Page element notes
<<<<

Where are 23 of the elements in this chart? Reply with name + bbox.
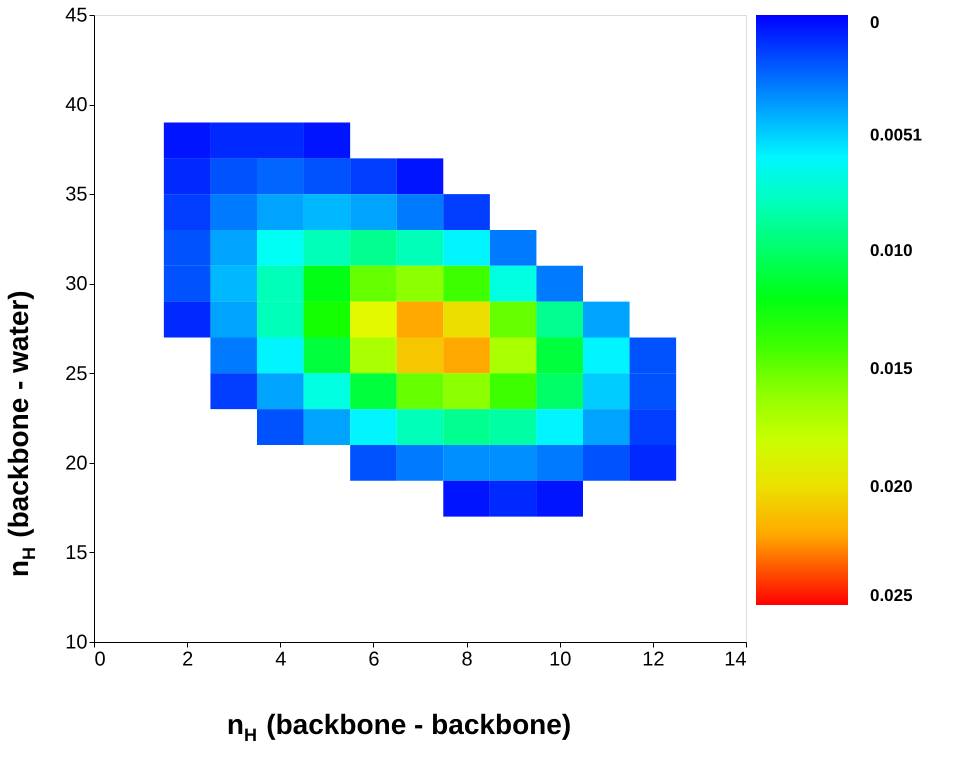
y-tick-label: 45 bbox=[65, 4, 88, 26]
color-bar-label: 0 bbox=[870, 13, 880, 32]
color-bar-label: 0.0051 bbox=[870, 125, 922, 144]
color-bar-label: 0.025 bbox=[870, 586, 913, 605]
x-tick-label: 0 bbox=[94, 648, 106, 670]
color-bar-label: 0.015 bbox=[870, 359, 913, 378]
x-tick-label: 8 bbox=[462, 648, 473, 670]
y-axis-title: nH (backbone - water) bbox=[3, 290, 39, 578]
x-tick-label: 14 bbox=[724, 648, 746, 670]
y-tick-label: 40 bbox=[65, 94, 88, 116]
x-tick-label: 6 bbox=[368, 648, 380, 670]
color-bar-label: 0.020 bbox=[870, 477, 913, 496]
x-tick-label: 4 bbox=[275, 648, 286, 670]
x-tick-label: 2 bbox=[182, 648, 194, 670]
x-tick-label: 10 bbox=[549, 648, 572, 670]
y-tick-label: 30 bbox=[65, 273, 88, 296]
color-bar-label: 0.010 bbox=[870, 241, 913, 260]
y-tick-label: 15 bbox=[65, 542, 88, 564]
y-tick-label: 10 bbox=[65, 632, 88, 654]
x-tick-label: 12 bbox=[642, 648, 664, 670]
y-tick-label: 35 bbox=[65, 184, 88, 206]
y-tick-label: 25 bbox=[65, 362, 88, 385]
y-tick-label: 20 bbox=[65, 452, 88, 474]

>>>>

WHAT YOU ARE ASKED TO DO |
Format the records above as a Markdown table with the columns Row and Record line, one numbered row per line. Skip blank lines and leave out the pictures.

EXERCISE ANSWER |
| Row | Record line |
|---|---|
| 1 | Where are 23 of the elements in this chart? Reply with name + bbox. |
| 2 | y-tick-label: 45 bbox=[65, 4, 88, 26] |
| 3 | color-bar-label: 0 bbox=[870, 13, 880, 32] |
| 4 | color-bar-label: 0.0051 bbox=[870, 125, 922, 144] |
| 5 | color-bar-label: 0.025 bbox=[870, 586, 913, 605] |
| 6 | x-tick-label: 0 bbox=[94, 648, 106, 670] |
| 7 | color-bar-label: 0.015 bbox=[870, 359, 913, 378] |
| 8 | x-tick-label: 8 bbox=[462, 648, 473, 670] |
| 9 | y-axis-title: nH (backbone - water) bbox=[3, 290, 39, 578] |
| 10 | x-tick-label: 14 bbox=[724, 648, 746, 670] |
| 11 | y-tick-label: 40 bbox=[65, 94, 88, 116] |
| 12 | x-tick-label: 6 bbox=[368, 648, 380, 670] |
| 13 | color-bar-label: 0.020 bbox=[870, 477, 913, 496] |
| 14 | x-tick-label: 4 bbox=[275, 648, 286, 670] |
| 15 | x-tick-label: 2 bbox=[182, 648, 194, 670] |
| 16 | x-tick-label: 10 bbox=[549, 648, 572, 670] |
| 17 | y-tick-label: 30 bbox=[65, 273, 88, 296] |
| 18 | color-bar-label: 0.010 bbox=[870, 241, 913, 260] |
| 19 | y-tick-label: 15 bbox=[65, 542, 88, 564] |
| 20 | y-tick-label: 10 bbox=[65, 632, 88, 654] |
| 21 | x-tick-label: 12 bbox=[642, 648, 664, 670] |
| 22 | y-tick-label: 35 bbox=[65, 184, 88, 206] |
| 23 | y-tick-label: 25 bbox=[65, 362, 88, 385] |
| 24 | y-tick-label: 20 bbox=[65, 452, 88, 474] |